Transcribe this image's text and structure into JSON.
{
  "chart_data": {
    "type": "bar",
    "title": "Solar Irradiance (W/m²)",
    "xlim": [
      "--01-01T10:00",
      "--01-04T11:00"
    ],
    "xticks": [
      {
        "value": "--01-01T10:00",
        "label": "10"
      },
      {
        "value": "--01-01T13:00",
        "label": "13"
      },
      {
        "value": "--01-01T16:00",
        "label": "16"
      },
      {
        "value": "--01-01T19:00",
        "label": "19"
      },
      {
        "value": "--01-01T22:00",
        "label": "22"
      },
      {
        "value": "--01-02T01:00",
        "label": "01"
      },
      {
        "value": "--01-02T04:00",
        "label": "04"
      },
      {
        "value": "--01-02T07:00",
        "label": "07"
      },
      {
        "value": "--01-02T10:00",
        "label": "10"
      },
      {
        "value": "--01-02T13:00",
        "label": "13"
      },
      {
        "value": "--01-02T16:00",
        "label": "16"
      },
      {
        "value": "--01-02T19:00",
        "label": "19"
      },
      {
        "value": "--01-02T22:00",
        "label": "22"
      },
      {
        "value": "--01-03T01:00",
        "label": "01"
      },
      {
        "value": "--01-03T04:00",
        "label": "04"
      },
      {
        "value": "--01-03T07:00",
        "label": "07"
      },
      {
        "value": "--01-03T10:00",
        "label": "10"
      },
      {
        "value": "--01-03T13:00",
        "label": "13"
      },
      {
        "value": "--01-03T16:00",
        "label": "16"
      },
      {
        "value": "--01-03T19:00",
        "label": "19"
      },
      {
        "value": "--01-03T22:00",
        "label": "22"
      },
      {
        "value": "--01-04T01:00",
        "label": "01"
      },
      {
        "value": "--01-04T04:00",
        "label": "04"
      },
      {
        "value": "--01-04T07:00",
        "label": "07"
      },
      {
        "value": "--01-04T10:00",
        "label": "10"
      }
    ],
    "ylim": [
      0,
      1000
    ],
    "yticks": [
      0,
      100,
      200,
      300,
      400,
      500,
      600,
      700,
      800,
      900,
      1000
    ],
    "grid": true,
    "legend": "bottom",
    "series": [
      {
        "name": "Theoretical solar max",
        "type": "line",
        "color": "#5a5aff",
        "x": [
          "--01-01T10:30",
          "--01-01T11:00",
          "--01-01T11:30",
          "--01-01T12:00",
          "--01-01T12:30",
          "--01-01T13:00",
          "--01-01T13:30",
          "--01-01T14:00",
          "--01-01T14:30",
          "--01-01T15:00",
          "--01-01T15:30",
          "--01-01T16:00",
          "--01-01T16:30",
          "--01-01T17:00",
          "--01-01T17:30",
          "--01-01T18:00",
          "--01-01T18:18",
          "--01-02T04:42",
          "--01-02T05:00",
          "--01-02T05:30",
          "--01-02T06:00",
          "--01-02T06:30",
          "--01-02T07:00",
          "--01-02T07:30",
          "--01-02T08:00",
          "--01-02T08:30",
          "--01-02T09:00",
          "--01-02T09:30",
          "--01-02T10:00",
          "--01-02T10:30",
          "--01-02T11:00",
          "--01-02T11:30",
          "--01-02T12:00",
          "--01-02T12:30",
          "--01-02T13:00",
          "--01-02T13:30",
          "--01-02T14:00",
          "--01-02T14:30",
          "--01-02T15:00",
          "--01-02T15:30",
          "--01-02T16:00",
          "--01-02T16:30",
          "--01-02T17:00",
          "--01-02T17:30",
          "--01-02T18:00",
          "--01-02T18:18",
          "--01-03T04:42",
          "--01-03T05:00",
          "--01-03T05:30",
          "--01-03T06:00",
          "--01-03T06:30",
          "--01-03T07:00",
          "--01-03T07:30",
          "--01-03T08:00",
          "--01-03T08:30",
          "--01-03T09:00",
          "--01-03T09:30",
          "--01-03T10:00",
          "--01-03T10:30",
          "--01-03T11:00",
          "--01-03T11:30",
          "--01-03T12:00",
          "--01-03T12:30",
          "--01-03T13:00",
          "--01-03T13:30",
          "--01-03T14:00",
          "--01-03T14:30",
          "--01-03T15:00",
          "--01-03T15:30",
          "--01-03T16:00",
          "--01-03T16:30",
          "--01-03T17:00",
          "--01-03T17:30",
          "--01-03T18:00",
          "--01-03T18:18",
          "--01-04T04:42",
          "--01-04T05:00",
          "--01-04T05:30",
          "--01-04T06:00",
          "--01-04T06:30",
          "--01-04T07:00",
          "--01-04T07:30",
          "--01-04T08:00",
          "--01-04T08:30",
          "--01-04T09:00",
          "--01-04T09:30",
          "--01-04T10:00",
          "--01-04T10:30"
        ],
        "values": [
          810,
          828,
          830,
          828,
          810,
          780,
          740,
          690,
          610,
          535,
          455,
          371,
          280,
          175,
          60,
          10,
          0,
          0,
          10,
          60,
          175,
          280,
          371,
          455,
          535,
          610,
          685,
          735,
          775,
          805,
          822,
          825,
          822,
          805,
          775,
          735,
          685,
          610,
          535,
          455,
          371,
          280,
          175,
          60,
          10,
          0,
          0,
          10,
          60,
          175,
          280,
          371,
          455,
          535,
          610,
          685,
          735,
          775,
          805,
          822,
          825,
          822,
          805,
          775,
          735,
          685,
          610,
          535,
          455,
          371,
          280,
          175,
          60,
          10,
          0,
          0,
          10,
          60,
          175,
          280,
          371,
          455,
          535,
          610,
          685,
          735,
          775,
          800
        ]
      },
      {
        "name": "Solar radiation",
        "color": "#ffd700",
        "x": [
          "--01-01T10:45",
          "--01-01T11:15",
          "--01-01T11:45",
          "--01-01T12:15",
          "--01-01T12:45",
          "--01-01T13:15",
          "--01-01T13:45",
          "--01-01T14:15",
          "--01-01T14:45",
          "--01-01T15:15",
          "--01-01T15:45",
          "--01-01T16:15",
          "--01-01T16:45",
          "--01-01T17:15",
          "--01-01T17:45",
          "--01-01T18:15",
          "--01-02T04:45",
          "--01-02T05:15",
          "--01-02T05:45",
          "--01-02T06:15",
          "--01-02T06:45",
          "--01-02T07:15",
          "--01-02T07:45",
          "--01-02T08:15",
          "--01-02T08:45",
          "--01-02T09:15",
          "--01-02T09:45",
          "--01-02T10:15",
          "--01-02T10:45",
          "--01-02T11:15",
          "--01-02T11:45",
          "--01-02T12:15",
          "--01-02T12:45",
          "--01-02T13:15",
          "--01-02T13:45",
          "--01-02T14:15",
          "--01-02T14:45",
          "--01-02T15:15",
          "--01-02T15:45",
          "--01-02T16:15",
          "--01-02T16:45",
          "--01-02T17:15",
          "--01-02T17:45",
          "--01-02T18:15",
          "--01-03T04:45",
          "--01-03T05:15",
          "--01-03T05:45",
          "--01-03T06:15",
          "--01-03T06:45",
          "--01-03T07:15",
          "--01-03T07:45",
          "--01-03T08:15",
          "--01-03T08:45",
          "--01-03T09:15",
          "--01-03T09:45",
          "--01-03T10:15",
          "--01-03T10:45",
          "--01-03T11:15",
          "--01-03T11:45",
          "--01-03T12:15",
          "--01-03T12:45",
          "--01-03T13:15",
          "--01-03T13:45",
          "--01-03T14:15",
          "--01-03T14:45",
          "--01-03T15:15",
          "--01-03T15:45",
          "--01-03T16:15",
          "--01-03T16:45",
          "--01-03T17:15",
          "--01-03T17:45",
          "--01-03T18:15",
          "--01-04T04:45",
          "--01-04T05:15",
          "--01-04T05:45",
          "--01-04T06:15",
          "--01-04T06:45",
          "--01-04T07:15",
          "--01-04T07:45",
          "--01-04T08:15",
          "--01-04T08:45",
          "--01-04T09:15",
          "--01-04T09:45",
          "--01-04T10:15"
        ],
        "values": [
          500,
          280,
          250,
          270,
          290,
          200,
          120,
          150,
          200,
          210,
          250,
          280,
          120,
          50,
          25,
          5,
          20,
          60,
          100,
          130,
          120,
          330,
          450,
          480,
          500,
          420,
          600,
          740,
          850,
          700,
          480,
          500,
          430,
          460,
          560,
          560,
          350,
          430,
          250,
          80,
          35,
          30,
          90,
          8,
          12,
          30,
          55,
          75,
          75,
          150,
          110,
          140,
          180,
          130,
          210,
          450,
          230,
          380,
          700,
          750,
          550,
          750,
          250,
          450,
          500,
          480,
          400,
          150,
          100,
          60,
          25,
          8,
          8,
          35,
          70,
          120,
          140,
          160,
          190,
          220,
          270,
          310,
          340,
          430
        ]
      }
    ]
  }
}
----
**The task**
Working from the entries above, return all lines that contain "name".

**Written answer**
        "name": "Theoretical solar max",
        "name": "Solar radiation",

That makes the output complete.